§ ОТРЫВОК
-------------------------

Конецкому припоминаются многие забавные детали той истории, и он вроде бы старается не врать там, где это не касается «писателя с космополитическим уклоном», однако почему-то масса смешного и яркого ускользает из-под его пера (не отнести ли это к тому же состоянию, когда «название не придумывается»?), и временами фиеста под его пером оборачивается довольно унылым вздором.
Осенью того года вся пятерка собралась в Одессе, чтобы поближе к большой воде сочинить не очень-то водянистый сценарий. Несмотря на наши довольно известные уже имена и на лауреатскую карточку Ежова, нас все время выгоняли из гостиниц, потом вселяли опять, пока штаб-квартира экспедиции окончательно не укоренилась в гостинице «Лондонская», которую советская власть согласно правилам социалистического реализма и борьбы против «космополитического уклона» переименовала в «Приморскую».
Трудно сказать, почему Конецкий не вспоминает о множестве забавных эпизодов, сопровождавших этот творческий процесс, сравнимый только лишь со знаменитой крыловской басней, – не вспоминает, например, о том, как Юра Казаков доводил нашего режиссера, рассказывая ему о различных запахах, которые он собирался описать в своей части сценария (нет запахов в кино, нет, стеклянным глазом впивался в него Данелия; врешь, старичок, есть запахи в кино, усмехался Юра), о том, как по ковру номера-люкс вдруг стали расползаться из ванной комнаты принесенные кем-то для вечернего пира раки, о том, как феерически закружился вокруг нас кордебалет мюзик-холла «Минутка» и как вместе с ним вдруг стали прокручиваться через нашу штаб-квартиру китобои с только что вернувшейся флотилии «Слава», о том, как пела у нас Нани Брегвадзе и как появлялся страннейший одесский парень в форме кубинского майора и говорил, что он послан сюда Фиделем Кастро для спасения «золота Одессы», да мало ли еще чего. Не в состоянии сдвинуть с мертвой точки свой дурацкий сценарий, мы не понимали, что каждый одесский день нашей бражки – это материал для куда более забавного предприятия.

-------------------------

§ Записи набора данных
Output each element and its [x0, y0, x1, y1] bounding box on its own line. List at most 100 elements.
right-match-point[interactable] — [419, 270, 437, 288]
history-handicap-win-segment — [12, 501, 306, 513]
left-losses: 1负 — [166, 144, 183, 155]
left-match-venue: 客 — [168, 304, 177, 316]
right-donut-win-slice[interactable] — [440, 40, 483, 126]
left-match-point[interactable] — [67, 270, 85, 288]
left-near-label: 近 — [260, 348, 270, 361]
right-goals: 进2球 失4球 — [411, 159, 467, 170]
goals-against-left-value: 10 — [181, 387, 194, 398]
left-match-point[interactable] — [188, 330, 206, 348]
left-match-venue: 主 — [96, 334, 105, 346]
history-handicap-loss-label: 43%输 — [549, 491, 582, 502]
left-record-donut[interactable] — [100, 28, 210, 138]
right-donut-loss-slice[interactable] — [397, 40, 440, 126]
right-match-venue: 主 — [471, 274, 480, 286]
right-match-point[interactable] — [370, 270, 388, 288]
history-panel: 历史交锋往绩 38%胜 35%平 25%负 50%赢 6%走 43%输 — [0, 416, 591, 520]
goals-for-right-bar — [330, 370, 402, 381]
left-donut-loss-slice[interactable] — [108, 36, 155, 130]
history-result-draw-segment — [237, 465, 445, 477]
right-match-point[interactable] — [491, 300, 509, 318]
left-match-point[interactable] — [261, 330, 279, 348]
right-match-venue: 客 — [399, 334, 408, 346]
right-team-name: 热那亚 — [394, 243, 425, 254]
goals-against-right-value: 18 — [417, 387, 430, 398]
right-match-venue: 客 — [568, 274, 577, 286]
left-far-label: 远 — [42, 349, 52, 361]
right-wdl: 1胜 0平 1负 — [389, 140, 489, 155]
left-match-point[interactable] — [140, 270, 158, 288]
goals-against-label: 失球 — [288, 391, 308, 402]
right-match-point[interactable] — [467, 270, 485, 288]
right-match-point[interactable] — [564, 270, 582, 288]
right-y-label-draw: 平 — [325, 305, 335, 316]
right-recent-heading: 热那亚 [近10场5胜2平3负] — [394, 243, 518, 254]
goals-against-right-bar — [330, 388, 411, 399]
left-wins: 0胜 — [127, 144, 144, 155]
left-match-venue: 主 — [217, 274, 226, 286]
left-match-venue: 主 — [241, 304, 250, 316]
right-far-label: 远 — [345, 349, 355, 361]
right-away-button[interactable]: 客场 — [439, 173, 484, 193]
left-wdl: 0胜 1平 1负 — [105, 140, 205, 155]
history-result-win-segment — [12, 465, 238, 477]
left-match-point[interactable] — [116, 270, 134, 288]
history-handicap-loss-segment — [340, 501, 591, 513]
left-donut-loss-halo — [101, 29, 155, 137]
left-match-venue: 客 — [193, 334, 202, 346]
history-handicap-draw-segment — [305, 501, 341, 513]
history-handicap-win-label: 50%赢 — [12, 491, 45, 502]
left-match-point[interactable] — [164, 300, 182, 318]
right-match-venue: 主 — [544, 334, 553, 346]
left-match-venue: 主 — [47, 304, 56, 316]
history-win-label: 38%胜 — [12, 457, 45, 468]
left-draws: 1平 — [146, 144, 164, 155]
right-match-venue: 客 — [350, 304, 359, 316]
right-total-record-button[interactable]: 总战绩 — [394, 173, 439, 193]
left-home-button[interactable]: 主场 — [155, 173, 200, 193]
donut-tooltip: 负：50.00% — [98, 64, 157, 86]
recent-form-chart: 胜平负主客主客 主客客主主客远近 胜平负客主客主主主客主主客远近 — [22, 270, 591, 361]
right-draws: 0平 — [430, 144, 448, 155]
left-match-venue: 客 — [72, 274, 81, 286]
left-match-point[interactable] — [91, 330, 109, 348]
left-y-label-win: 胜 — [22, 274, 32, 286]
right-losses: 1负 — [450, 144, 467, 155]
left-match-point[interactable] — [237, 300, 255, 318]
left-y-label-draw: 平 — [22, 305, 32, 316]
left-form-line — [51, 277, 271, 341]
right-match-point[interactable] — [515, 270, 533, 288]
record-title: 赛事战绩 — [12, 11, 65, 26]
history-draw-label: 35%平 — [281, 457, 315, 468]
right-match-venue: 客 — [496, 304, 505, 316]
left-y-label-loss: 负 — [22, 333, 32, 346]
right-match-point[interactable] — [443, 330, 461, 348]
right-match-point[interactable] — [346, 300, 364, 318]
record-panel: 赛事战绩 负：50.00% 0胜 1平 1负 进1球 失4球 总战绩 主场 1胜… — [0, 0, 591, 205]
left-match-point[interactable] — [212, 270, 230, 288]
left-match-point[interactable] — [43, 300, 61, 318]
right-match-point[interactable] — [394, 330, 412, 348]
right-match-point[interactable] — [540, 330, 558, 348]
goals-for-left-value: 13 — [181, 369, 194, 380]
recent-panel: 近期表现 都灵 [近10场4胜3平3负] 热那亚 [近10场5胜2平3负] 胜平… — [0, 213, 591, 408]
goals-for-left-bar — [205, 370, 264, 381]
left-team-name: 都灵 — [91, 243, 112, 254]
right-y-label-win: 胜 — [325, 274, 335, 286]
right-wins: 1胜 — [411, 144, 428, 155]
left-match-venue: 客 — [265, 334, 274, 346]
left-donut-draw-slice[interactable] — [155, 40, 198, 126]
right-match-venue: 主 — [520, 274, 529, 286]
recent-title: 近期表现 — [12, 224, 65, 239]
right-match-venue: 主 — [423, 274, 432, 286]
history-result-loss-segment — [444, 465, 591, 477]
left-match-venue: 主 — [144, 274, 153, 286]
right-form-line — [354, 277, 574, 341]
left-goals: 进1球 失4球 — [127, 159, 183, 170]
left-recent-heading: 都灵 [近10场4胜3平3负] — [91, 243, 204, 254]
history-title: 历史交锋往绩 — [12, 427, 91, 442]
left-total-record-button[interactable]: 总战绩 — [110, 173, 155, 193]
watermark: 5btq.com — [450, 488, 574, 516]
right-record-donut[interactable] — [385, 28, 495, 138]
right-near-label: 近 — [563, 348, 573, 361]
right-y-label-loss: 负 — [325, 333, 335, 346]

-------------------------

§ ЗАДАНИЯ
1) Изложите короче абзац отрывка об одесском сценарии, который начинается словами «Осенью того года вся пятерка». Основные факты сохраните.
2) Пожалуйста, перепечатайте без изменений фрагмент отрывка об одесском сценарии, начиная со слов «Конецкому припоминаются многие» и дальше вплоть до слов «довольно унылым вздором.».
3) Допишите, что могло бы идти дальше в отрывке об одесском сценарии, сразу после его последнего предложения.

§ ОТВЕТЫ
1) Осенью пятеро соавторов собрались в Одессе, чтобы писать сценарий поближе к морю. Их имена были уже известны, а у Ежова была лауреатская карточка, и всё же их то выгоняли из гостиниц, то вселяли снова. В конце концов штаб-квартира экспедиции обосновалась в гостинице «Лондонская». Советская власть переименовала её в «Приморскую» в духе борьбы с «космополитическим уклоном».

2)
Конецкому припоминаются многие забавные детали той истории, и он вроде бы старается не врать там, где это не касается «писателя с космополитическим уклоном», однако почему-то масса смешного и яркого ускользает из-под его пера (не отнести ли это к тому же состоянию, когда «название не придумывается»?), и временами фиеста под его пером оборачивается довольно унылым вздором.

3)
Кончались деньги. Развал нашей творческой группы начался с того момента, когда из гостиницы вышел Юрий Павлович в своей эстонской фуражке с лакированным козырьком, с сидором личного имущества в левой руке и с орудием производства, то есть пишущей машинкой, в правой. Ну вас на три буквы, ребята, сказал он нам, ожидавшим его у подъезда. Вы мне надоели, я поехал в Казахстан. Он стал удаляться от нас по бульвару, а Конецкий все бежал за ним и кричал: «Юрка, куда ты?!»
Таким этот эпизод вспоминается и Данелии, и Ежову, однако у Конецкого память другая. Вот что он пишет: «…первым удрал из Одессы Прозаик № 2. Он удрал действительно по-английски, как крысы с корабля: не простившись и даже не оставив записки…» Память Конецкого услужливо подрабатывает методу социалистического реализма и его социальному заказу, – ему надо показать меня предателем.
Память вещь вычурная. Не грех будет лишний раз вспомнить, что говорил Осип Мандельштам о так называемой «ложной памяти». Как-то в раннем детстве он придумал в полусне смешную историю о том, как он вошел в пустой зал Филармонии и одним движением зажег там главный свет. С того времени на много лет он уверовал, что это на самом деле с ним было.
Память пьющего коллектива прихотлива и капризна. Все кажется условным – было, или не было, или было в другой раз и не в том месте?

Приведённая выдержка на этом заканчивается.